Rename "data-label" to "value-label" throughout the stretch from the start of the data through the line that contains "x-tick-label: 70% <box>1071", and reproduce those lines with everything else unchanged.

(Element and region data)
━━━━
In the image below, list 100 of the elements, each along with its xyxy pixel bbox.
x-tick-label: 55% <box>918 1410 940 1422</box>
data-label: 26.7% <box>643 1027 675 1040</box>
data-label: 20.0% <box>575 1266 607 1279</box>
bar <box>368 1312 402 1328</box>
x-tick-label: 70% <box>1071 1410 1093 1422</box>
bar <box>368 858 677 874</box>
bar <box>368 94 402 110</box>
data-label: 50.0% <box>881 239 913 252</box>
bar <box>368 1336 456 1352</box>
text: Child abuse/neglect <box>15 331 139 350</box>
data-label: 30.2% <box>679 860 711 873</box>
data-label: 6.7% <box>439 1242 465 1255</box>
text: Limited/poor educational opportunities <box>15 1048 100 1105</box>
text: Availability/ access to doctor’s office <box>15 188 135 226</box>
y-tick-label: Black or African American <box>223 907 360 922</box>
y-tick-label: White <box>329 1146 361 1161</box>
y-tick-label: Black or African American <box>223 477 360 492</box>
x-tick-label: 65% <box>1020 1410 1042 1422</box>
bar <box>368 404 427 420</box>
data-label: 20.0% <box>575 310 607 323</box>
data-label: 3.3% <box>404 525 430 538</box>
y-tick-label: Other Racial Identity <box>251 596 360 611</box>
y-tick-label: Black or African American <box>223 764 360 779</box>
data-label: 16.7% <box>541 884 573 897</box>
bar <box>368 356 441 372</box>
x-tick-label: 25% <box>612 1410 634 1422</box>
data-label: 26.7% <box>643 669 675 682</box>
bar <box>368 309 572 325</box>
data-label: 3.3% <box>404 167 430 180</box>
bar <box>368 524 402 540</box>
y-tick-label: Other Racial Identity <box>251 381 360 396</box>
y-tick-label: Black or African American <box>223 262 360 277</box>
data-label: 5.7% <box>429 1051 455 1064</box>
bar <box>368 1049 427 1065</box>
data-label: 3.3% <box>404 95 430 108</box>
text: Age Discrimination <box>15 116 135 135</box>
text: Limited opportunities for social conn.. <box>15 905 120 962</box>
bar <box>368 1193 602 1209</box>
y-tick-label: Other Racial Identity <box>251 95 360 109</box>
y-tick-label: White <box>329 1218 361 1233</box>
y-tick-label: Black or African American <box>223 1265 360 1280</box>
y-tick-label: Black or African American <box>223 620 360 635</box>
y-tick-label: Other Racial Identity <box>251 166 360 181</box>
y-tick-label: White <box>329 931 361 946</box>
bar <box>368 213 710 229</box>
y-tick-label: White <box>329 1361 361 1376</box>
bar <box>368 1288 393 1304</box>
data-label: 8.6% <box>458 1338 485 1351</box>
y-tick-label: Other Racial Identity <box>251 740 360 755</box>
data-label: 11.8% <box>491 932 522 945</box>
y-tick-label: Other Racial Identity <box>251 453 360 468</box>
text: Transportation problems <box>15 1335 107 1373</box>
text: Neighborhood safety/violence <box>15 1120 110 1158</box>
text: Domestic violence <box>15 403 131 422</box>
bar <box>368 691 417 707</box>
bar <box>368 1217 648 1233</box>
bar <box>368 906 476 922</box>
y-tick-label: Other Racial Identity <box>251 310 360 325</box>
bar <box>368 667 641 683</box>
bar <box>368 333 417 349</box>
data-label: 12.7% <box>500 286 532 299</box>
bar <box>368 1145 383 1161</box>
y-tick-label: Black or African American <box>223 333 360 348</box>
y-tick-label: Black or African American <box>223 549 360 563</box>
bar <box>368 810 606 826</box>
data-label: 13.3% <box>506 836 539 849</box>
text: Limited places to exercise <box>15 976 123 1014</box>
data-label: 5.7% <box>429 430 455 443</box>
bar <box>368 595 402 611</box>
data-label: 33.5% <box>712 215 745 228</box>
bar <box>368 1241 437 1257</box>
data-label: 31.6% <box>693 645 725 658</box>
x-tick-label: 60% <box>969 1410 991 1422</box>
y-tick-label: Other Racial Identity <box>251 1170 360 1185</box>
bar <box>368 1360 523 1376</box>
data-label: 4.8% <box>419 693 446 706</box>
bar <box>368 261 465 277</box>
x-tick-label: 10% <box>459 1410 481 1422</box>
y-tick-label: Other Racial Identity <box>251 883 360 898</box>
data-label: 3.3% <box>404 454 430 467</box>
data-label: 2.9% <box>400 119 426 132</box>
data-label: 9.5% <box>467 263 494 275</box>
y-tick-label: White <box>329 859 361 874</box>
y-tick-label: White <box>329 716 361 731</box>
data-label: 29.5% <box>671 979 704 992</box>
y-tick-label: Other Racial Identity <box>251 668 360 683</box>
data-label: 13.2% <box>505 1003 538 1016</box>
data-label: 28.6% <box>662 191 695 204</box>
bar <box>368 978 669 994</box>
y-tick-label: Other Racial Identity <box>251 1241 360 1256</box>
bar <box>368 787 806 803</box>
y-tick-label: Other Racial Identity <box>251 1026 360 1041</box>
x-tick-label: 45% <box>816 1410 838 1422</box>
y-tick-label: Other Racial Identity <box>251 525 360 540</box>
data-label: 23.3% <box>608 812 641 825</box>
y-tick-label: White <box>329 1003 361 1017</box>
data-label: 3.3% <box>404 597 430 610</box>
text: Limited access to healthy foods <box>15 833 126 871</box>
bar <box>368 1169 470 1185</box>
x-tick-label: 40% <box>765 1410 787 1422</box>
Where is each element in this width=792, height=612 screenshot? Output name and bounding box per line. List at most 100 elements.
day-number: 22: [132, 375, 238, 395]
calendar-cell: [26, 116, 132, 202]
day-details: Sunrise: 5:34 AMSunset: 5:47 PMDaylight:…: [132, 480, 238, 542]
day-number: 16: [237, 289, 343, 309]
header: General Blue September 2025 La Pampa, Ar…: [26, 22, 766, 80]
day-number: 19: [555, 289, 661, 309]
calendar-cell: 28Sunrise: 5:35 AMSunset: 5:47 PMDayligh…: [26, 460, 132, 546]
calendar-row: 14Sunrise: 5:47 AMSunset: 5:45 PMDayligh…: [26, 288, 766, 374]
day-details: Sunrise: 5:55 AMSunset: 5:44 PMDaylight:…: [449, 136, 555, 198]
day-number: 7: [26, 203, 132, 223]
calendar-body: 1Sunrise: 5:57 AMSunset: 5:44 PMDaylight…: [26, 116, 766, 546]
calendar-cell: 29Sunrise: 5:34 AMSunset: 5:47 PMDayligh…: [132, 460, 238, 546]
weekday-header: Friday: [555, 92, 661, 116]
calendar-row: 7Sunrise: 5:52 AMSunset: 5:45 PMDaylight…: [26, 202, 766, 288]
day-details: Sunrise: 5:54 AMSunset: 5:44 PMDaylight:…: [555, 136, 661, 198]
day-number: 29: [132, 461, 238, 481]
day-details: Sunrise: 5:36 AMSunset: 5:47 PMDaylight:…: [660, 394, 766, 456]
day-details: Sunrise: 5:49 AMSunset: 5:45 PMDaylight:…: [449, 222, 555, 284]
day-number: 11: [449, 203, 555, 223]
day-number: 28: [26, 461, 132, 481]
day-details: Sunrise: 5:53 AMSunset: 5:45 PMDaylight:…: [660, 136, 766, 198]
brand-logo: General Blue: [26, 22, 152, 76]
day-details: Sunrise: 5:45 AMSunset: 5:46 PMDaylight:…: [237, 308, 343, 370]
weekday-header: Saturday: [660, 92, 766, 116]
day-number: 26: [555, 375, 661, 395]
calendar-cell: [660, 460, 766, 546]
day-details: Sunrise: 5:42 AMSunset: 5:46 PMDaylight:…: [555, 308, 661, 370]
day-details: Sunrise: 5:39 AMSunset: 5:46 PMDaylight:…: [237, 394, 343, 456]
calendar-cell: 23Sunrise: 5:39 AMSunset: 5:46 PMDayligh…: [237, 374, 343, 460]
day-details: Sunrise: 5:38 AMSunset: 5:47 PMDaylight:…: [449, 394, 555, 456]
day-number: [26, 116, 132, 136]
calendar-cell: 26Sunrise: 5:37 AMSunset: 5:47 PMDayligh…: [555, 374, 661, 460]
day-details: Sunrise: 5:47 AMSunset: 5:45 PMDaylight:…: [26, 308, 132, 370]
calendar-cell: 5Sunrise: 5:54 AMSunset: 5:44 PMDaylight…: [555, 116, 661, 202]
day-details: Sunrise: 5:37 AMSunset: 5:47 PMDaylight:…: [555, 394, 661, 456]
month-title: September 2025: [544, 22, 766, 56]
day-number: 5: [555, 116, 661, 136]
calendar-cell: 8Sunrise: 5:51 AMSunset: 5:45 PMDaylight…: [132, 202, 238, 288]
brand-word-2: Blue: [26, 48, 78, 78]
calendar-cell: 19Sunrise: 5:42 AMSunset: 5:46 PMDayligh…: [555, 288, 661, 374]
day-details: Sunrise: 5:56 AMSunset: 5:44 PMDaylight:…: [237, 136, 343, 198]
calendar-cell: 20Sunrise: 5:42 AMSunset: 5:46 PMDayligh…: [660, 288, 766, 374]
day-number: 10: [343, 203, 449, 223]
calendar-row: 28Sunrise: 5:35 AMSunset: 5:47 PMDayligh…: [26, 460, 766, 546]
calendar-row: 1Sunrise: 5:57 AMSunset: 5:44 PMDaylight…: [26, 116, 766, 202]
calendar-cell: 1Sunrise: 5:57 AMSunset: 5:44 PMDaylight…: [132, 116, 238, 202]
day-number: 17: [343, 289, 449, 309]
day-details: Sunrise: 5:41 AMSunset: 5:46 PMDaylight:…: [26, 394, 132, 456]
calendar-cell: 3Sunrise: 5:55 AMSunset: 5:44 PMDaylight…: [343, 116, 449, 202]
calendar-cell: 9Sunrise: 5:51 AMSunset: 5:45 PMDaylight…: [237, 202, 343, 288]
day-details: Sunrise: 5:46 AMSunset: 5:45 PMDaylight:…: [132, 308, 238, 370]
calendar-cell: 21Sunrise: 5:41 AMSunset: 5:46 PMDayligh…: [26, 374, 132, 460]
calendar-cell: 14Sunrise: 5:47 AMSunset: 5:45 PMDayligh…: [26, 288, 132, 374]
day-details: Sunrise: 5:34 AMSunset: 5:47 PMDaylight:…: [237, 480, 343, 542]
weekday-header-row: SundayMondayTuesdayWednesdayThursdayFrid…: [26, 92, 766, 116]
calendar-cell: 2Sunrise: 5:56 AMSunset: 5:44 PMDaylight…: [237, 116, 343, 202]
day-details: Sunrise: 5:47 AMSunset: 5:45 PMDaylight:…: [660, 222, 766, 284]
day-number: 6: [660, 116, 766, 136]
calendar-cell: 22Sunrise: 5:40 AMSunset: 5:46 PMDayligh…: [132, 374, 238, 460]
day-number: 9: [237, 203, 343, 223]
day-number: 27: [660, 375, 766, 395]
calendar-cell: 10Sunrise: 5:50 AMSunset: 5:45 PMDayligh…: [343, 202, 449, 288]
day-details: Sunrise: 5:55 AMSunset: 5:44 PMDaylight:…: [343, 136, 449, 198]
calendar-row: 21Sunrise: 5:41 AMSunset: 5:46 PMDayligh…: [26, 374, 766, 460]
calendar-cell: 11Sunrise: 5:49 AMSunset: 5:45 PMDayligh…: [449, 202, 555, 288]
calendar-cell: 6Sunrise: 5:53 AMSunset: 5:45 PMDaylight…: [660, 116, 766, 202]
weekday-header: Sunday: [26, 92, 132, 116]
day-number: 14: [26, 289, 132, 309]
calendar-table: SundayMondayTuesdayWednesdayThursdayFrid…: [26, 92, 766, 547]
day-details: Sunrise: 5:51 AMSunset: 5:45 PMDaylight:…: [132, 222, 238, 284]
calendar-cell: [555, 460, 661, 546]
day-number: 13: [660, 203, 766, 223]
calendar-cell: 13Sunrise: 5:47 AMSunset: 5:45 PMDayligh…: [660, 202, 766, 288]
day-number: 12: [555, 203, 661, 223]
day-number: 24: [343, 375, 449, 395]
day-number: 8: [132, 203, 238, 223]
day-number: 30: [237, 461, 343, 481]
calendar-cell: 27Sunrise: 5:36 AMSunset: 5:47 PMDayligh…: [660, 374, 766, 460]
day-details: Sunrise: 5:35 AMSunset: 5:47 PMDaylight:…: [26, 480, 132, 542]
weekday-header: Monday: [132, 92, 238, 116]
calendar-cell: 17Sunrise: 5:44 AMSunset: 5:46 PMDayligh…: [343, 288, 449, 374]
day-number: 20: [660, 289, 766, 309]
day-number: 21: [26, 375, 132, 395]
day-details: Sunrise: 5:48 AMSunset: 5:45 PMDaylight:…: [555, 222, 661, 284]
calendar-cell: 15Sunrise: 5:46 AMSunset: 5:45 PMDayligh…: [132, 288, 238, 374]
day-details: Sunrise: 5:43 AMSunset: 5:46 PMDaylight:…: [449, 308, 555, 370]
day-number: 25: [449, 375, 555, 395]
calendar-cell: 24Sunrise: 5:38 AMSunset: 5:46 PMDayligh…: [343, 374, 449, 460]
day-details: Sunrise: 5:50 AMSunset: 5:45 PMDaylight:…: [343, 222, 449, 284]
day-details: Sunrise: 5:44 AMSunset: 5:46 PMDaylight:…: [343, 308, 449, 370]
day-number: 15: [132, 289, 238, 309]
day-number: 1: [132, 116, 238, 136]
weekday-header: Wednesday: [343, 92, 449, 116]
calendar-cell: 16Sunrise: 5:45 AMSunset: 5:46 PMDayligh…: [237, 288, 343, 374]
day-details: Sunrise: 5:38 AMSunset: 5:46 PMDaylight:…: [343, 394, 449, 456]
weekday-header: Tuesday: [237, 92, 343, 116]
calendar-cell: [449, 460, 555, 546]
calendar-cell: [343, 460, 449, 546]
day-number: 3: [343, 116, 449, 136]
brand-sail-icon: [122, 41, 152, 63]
━━━━
■ Exercise solution:
In the image below, list 100 of the elements, each along with its xyxy pixel bbox.
x-tick-label: 55% <box>918 1410 940 1422</box>
value-label: 26.7% <box>643 1027 675 1040</box>
value-label: 20.0% <box>575 1266 607 1279</box>
bar <box>368 1312 402 1328</box>
x-tick-label: 70% <box>1071 1410 1093 1422</box>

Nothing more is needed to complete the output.